やること: 夜アナゴ釣りの記事で、地元で「アオシマ」と呼ばれている島の正式な名前は何ですか。

豪快かつテクニカルな秋の三陸カレイ船と夜アナゴ船
南三陸町の志津川湾の夜アナゴ船
初秋のカレイは三陸沿岸の湾内も狙い目です。マコガレイにミズガレイ(ムシガレイ)交じりでじっくり誘い釣りを楽しめます。そして夜釣りはアナゴのベストシーズン。漁港の復旧とともに三陸沿岸の夜アナゴ船が出船を再開してきています。
宮城エリアのアナゴ釣り場を代表するのが南三陸の志津川湾。今年は戸倉漁港から出船する「三浦屋」の夜アナゴ乗合船が再開しました。そんなカレイとアナゴを楽しみに、「三浦屋」に行ってきました。
「三浦屋」の夜アナゴは船外機船での少人数乗合で、カカリ釣りで手軽に楽しめます。実釣3時間ほどのショートタイムで料金も手頃。小突き釣りのアナゴは実に面白く、そして食味も抜群です。
当日は10人が集まり2艘出しになりました。私は三浦康文船長の「朝日丸」に決まって4名が乗船。夕方の日没前に出船しました。
ポイントは青島から沖目の筏まわりです。この青島、正式名称は椿島ですが、青緑濃いタブノキに覆われている島なので地元ではアオシマと呼ばれます。隣には天女伝説のある竹島が並んでいます。島の向かいの津の宮漁港には、天女さまを祀った天女塚があり、津波被害から復旧されています。良い釣果で楽しい釣りができますように、天女塚に向けて祈りました。
15分ほど走ってサクネの内側のホヤ筏で開始です。オモリは30号。「三浦屋オリジナル直結アナゴ仕掛け」にハリスは「ホンテロン5号」。ハリはささめ針の「夜光アナゴ14号」を結びました。このハリは掛かり良く、ハリ外しも手早くできて気に入っています。
アオイソメを縫い刺しにして投入。水深35mほど、オモリが浅く刺さるような砂泥底です。オモリで底を撫でるように上下して誘っていると微妙な違和感。即にアワセを入れると「グン!」という手応え。最初のアナゴは40cmほどのサイズ。手早く外してバケツに入れます。
続けて50cmとサイズアップ。アナゴの寄りは良く、小突きに反応してアタリが続きます。皆さん三浦屋仕掛けにアオイソメで、船長のアドバイスを聞いて誘いを組み立て、次々にアナゴを釣り上げます。

提供情報:
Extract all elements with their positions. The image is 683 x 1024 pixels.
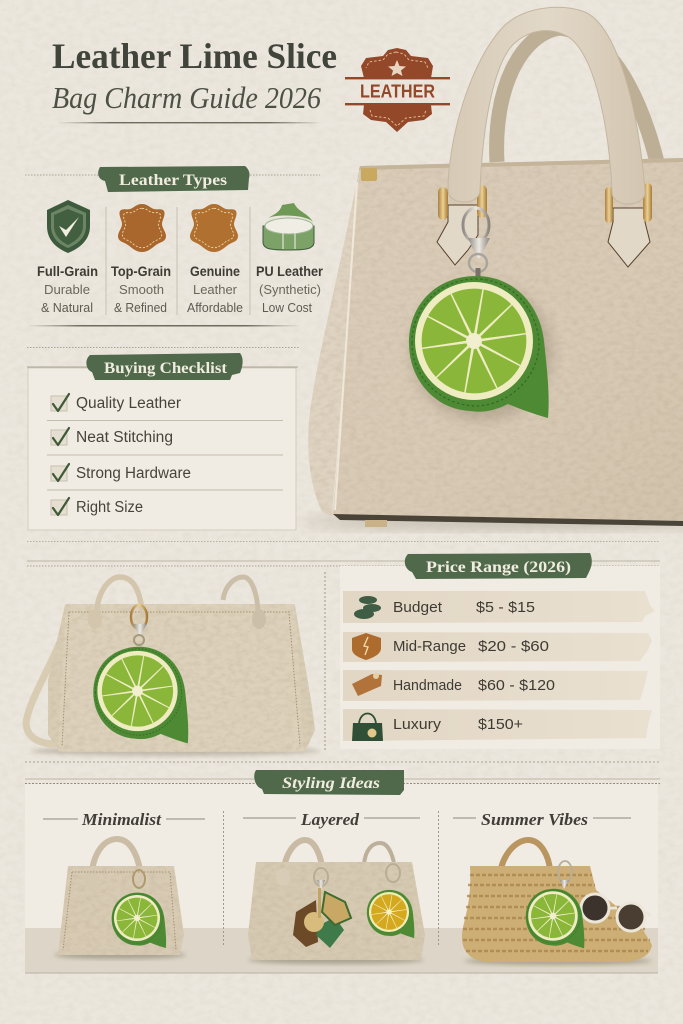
- styling panel: [25, 783, 658, 929]
- row: mid-range: $20 - $60: [478, 638, 549, 655]
- label: PU leather: Low Cost: [262, 301, 313, 315]
- item: neat stitching: Neat Stitching: [76, 429, 173, 446]
- right tab hardware: [605, 183, 652, 267]
- heading pill: [86, 353, 243, 380]
- row: budget: $5 - $15: [476, 599, 535, 616]
- label: PU leather: (Synthetic): [259, 283, 321, 297]
- subheading: layered: Layered: [300, 810, 360, 829]
- item: right size: Right Size: [76, 499, 143, 516]
- leather badge: LEATHER: [360, 82, 435, 102]
- row: luxury: $150+: [478, 716, 523, 733]
- back handle: [497, 28, 657, 162]
- heading pill: [254, 770, 404, 795]
- heading pill: Buying Checklist: [104, 360, 228, 377]
- front handle: [448, 7, 645, 204]
- label: top-grain: Top-Grain: [111, 263, 171, 279]
- row: budget: [343, 591, 655, 623]
- label: genuine: Affordable: [187, 301, 243, 315]
- label: PU leather: [256, 263, 323, 315]
- row: mid-range: Mid-Range: [393, 638, 466, 655]
- subheading: minimalist: Minimalist: [81, 810, 162, 829]
- label: genuine: Leather: [193, 283, 237, 297]
- title: [52, 36, 337, 123]
- shadow behind charm: [412, 284, 552, 420]
- icon: shield: [47, 200, 90, 253]
- heading pill: [98, 166, 250, 192]
- bag: layered: [248, 840, 425, 964]
- bag body: [48, 604, 315, 752]
- label: top-grain: [111, 263, 171, 315]
- title: Bag Charm Guide 2026: [52, 80, 321, 115]
- lime charm: [93, 647, 188, 743]
- label: full-grain: Durable: [44, 283, 90, 297]
- row: handmade: Handmade: [393, 677, 462, 694]
- row: handmade: [343, 670, 648, 701]
- bag: summer straw: [462, 840, 652, 965]
- bag body: [308, 158, 683, 527]
- heading pill: Price Range (2026): [426, 559, 571, 576]
- section: price range: [340, 553, 660, 749]
- subheading: summer vibes: Summer Vibes: [481, 810, 588, 829]
- shoulder strap: [26, 642, 60, 744]
- medium bag illustration: [26, 577, 320, 756]
- row: mid-range: [343, 632, 652, 662]
- label: full-grain: & Natural: [41, 301, 93, 315]
- sunglasses: [581, 894, 651, 931]
- section: buying checklist: [27, 348, 300, 530]
- silver clasp: [463, 208, 490, 292]
- silver clasp: [131, 605, 147, 645]
- label: full-grain: [37, 263, 98, 315]
- heading pill: Styling Ideas: [282, 775, 380, 792]
- item: right size: [51, 498, 143, 516]
- layered charms: [293, 868, 351, 948]
- price panel: [340, 566, 660, 749]
- label: top-grain: & Refined: [114, 301, 167, 315]
- left tab hardware: [437, 185, 487, 265]
- item: strong hardware: Strong Hardware: [76, 465, 191, 482]
- heading pill: [405, 553, 592, 579]
- item: quality leather: Quality Leather: [76, 395, 181, 412]
- label: PU leather: PU Leather: [256, 263, 323, 279]
- label: full-grain: Full-Grain: [37, 263, 98, 279]
- section: styling ideas: [25, 770, 660, 973]
- bag: minimalist: [54, 839, 186, 959]
- heading pill: Leather Types: [119, 172, 227, 189]
- label: genuine: Genuine: [190, 263, 240, 279]
- icon: PU leather: [263, 203, 314, 250]
- main bag hero: [300, 7, 683, 529]
- section: leather types: [25, 166, 323, 326]
- label: top-grain: Smooth: [119, 283, 164, 297]
- leather badge: [345, 48, 450, 132]
- row: luxury: Luxury: [393, 716, 442, 733]
- checklist panel: [28, 368, 296, 530]
- handles: [88, 577, 266, 629]
- icon: genuine hide: [190, 204, 238, 252]
- lime charm: [409, 276, 549, 418]
- row: luxury: [343, 709, 652, 741]
- floor: [25, 928, 658, 973]
- title: Leather Lime Slice: [52, 36, 337, 76]
- icon: top-grain hide: [118, 204, 166, 252]
- label: genuine: [187, 263, 243, 315]
- row: budget: Budget: [393, 599, 443, 616]
- row: handmade: $60 - $120: [478, 677, 555, 694]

解答例: 椿島です。